Exercise goal.
Below are records; work out how many of their lines contain "COMP" and give only that number.
--- START Given data ---
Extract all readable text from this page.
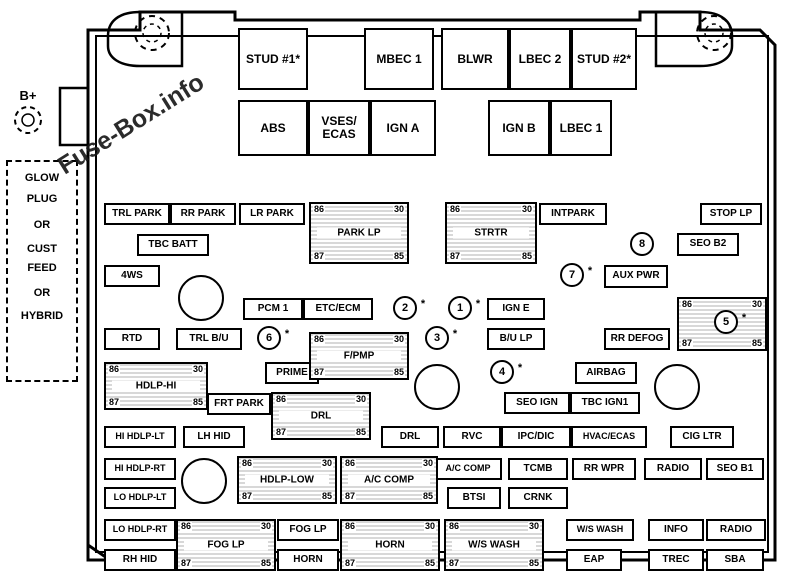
B+
GLOW
PLUG
OR
CUST
FEED
OR
HYBRID
Fuse-Box.info
STUD #1*	MBEC 1	BLWR LBEC 2 STUD #2*
ABS	VSES/ ECAS	IGN A	IGN B LBEC 1
TRL PARK RR PARK LR PARK	INTPARK	STOP LP
TBC BATT	SEO B2
4WS	AUX PWR
PCM 1	ETC/ECM	IGN E
RTD	TRL B/U	B/U LP	RR DEFOG
PRIME	AIRBAG
SEO IGN TBC IGN1
FRT PARK
DRL	RVC	IPC/DIC	HVAC/ECAS	CIG LTR
HI HDLP-LT	LH HID
HI HDLP-RT	A/C COMP	TCMB	RR WPR	RADIO	SEO B1
LO HDLP-LT	BTSI	CRNK
LO HDLP-RT	FOG LP	W/S WASH	INFO	RADIO
RH HID	HORN	EAP	TREC	SBA
86	30
87	85
PARK LP
86	30
87	85
STRTR
86	30
87	85
86	30
87	85
F/PMP
86	30
87	85
HDLP-HI
86	30
87	85
DRL
86	30
87	85
HDLP-LOW
86	30
87	85
A/C COMP
86	30
87	85
FOG LP
86	30
87	85
HORN
86	30
87	85
W/S WASH
8
7 *
2 *	1 *
5 *
6 *	3 *
4 *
--- END Given data ---
The solution.
2